• Short exercise:
Every entry below should be printed exactly, without its images.

• Exercise inputs:
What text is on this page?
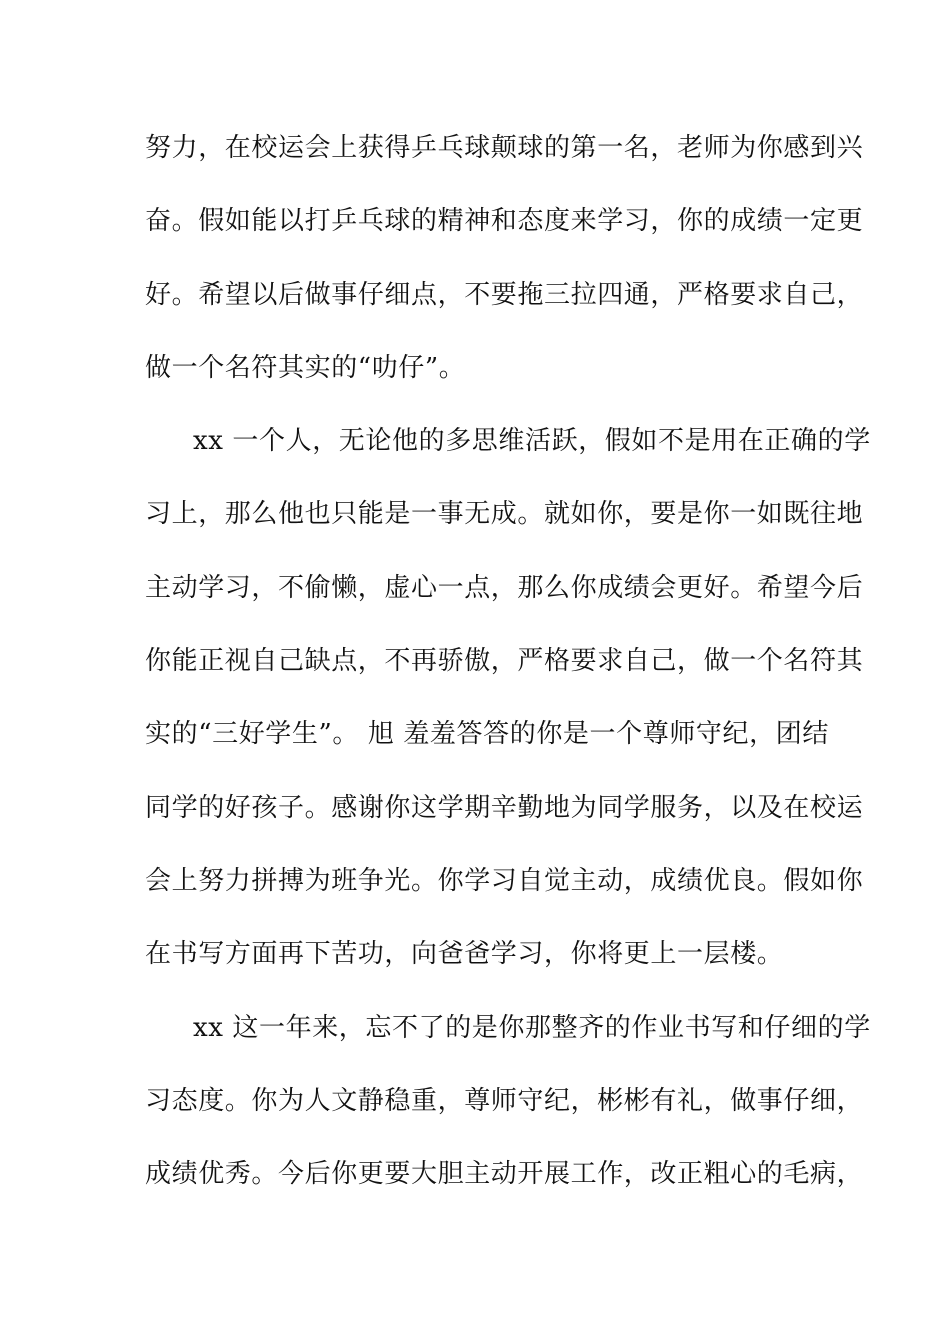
努力，在校运会上获得乒乓球颠球的第一名，老师为你感到兴
奋。假如能以打乒乓球的精神和态度来学习，你的成绩一定更
好。希望以后做事仔细点，不要拖三拉四通，严格要求自己，
做一个名符其实的“叻仔”。
xx 一个人，无论他的多思维活跃，假如不是用在正确的学
习上，那么他也只能是一事无成。就如你，要是你一如既往地
主动学习，不偷懒，虚心一点，那么你成绩会更好。希望今后
你能正视自己缺点，不再骄傲，严格要求自己，做一个名符其
实的“三好学生”。 旭 羞羞答答的你是一个尊师守纪，团结
同学的好孩子。感谢你这学期辛勤地为同学服务，以及在校运
会上努力拼搏为班争光。你学习自觉主动，成绩优良。假如你
在书写方面再下苦功，向爸爸学习，你将更上一层楼。
xx 这一年来，忘不了的是你那整齐的作业书写和仔细的学
习态度。你为人文静稳重，尊师守纪，彬彬有礼，做事仔细，
成绩优秀。今后你更要大胆主动开展工作，改正粗心的毛病，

• Solved exercise:
What text is on this page?
努力，在校运会上获得乒乓球颠球的第一名，老师为你感到兴
奋。假如能以打乒乓球的精神和态度来学习，你的成绩一定更
好。希望以后做事仔细点，不要拖三拉四通，严格要求自己，
做一个名符其实的“叻仔”。
xx 一个人，无论他的多思维活跃，假如不是用在正确的学
习上，那么他也只能是一事无成。就如你，要是你一如既往地
主动学习，不偷懒，虚心一点，那么你成绩会更好。希望今后
你能正视自己缺点，不再骄傲，严格要求自己，做一个名符其
实的“三好学生”。 旭 羞羞答答的你是一个尊师守纪，团结
同学的好孩子。感谢你这学期辛勤地为同学服务，以及在校运
会上努力拼搏为班争光。你学习自觉主动，成绩优良。假如你
在书写方面再下苦功，向爸爸学习，你将更上一层楼。
xx 这一年来，忘不了的是你那整齐的作业书写和仔细的学
习态度。你为人文静稳重，尊师守纪，彬彬有礼，做事仔细，
成绩优秀。今后你更要大胆主动开展工作，改正粗心的毛病，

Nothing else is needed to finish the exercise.